◆ Given problem ◆
Restate the records that follow word for word; no pictures should appear.

* start *

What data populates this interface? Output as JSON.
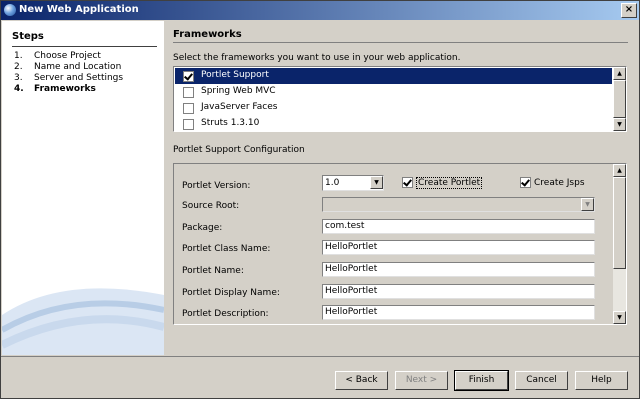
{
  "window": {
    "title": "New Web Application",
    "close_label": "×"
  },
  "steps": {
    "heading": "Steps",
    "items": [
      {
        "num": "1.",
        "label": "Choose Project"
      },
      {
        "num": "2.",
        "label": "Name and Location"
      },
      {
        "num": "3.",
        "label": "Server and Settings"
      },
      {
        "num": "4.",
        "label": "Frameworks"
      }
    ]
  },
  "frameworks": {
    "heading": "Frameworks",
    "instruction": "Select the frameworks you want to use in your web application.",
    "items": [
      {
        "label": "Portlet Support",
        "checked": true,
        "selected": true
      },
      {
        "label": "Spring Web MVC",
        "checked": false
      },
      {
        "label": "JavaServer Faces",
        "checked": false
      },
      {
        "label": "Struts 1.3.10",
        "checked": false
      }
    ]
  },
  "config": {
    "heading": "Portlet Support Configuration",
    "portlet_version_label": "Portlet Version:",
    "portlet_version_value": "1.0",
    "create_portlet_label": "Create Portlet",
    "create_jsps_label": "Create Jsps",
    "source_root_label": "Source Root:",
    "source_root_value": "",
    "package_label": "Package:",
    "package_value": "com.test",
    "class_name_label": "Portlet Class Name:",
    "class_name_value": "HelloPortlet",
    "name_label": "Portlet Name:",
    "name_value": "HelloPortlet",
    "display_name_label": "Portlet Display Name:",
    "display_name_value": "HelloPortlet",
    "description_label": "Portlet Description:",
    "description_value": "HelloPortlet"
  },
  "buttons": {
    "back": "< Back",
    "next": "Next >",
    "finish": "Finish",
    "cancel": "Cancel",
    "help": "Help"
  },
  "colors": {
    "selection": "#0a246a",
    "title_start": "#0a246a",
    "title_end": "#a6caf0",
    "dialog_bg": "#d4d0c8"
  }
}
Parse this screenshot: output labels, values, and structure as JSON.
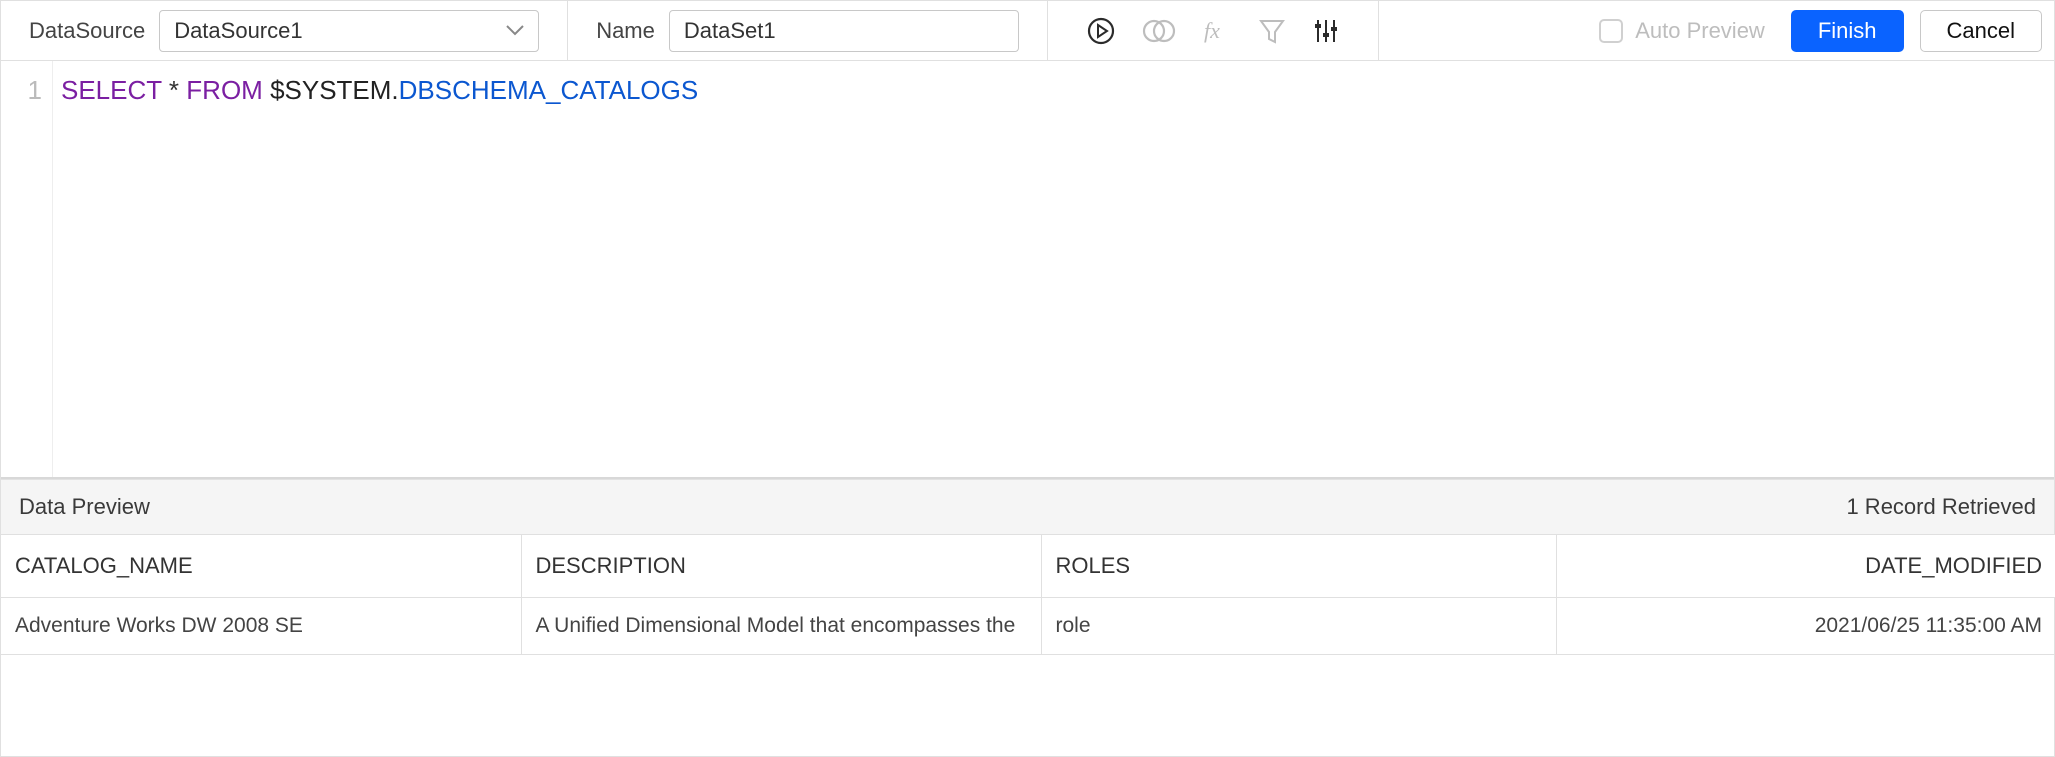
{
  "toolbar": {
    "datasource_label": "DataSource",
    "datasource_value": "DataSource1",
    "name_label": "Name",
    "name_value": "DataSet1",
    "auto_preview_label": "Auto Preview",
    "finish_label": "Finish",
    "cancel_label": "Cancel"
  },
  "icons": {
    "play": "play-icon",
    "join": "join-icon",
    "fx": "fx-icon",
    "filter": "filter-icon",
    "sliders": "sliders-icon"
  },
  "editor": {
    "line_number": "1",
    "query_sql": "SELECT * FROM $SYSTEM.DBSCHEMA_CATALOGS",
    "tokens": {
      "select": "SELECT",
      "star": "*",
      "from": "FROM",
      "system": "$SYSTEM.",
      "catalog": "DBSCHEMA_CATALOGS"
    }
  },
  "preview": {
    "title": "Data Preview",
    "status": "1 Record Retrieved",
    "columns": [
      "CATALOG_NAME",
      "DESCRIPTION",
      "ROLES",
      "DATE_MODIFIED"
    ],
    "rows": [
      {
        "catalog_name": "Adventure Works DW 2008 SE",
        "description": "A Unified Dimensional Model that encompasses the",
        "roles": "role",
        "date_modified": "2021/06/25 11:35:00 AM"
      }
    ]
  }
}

* end *

◆ Exercise result ◆
What data populates this interface? Output as JSON.
{
  "window": {
    "title": "New Web Application",
    "close_label": "×"
  },
  "steps": {
    "heading": "Steps",
    "items": [
      {
        "num": "1.",
        "label": "Choose Project"
      },
      {
        "num": "2.",
        "label": "Name and Location"
      },
      {
        "num": "3.",
        "label": "Server and Settings"
      },
      {
        "num": "4.",
        "label": "Frameworks"
      }
    ]
  },
  "frameworks": {
    "heading": "Frameworks",
    "instruction": "Select the frameworks you want to use in your web application.",
    "items": [
      {
        "label": "Portlet Support",
        "checked": true,
        "selected": true
      },
      {
        "label": "Spring Web MVC",
        "checked": false
      },
      {
        "label": "JavaServer Faces",
        "checked": false
      },
      {
        "label": "Struts 1.3.10",
        "checked": false
      }
    ]
  },
  "config": {
    "heading": "Portlet Support Configuration",
    "portlet_version_label": "Portlet Version:",
    "portlet_version_value": "1.0",
    "create_portlet_label": "Create Portlet",
    "create_jsps_label": "Create Jsps",
    "source_root_label": "Source Root:",
    "source_root_value": "",
    "package_label": "Package:",
    "package_value": "com.test",
    "class_name_label": "Portlet Class Name:",
    "class_name_value": "HelloPortlet",
    "name_label": "Portlet Name:",
    "name_value": "HelloPortlet",
    "display_name_label": "Portlet Display Name:",
    "display_name_value": "HelloPortlet",
    "description_label": "Portlet Description:",
    "description_value": "HelloPortlet"
  },
  "buttons": {
    "back": "< Back",
    "next": "Next >",
    "finish": "Finish",
    "cancel": "Cancel",
    "help": "Help"
  },
  "colors": {
    "selection": "#0a246a",
    "title_start": "#0a246a",
    "title_end": "#a6caf0",
    "dialog_bg": "#d4d0c8"
  }
}
Parse this screenshot: output labels, values, and structure as JSON.
{
  "toolbar": {
    "datasource_label": "DataSource",
    "datasource_value": "DataSource1",
    "name_label": "Name",
    "name_value": "DataSet1",
    "auto_preview_label": "Auto Preview",
    "finish_label": "Finish",
    "cancel_label": "Cancel"
  },
  "icons": {
    "play": "play-icon",
    "join": "join-icon",
    "fx": "fx-icon",
    "filter": "filter-icon",
    "sliders": "sliders-icon"
  },
  "editor": {
    "line_number": "1",
    "query_sql": "SELECT * FROM $SYSTEM.DBSCHEMA_CATALOGS",
    "tokens": {
      "select": "SELECT",
      "star": "*",
      "from": "FROM",
      "system": "$SYSTEM.",
      "catalog": "DBSCHEMA_CATALOGS"
    }
  },
  "preview": {
    "title": "Data Preview",
    "status": "1 Record Retrieved",
    "columns": [
      "CATALOG_NAME",
      "DESCRIPTION",
      "ROLES",
      "DATE_MODIFIED"
    ],
    "rows": [
      {
        "catalog_name": "Adventure Works DW 2008 SE",
        "description": "A Unified Dimensional Model that encompasses the",
        "roles": "role",
        "date_modified": "2021/06/25 11:35:00 AM"
      }
    ]
  }
}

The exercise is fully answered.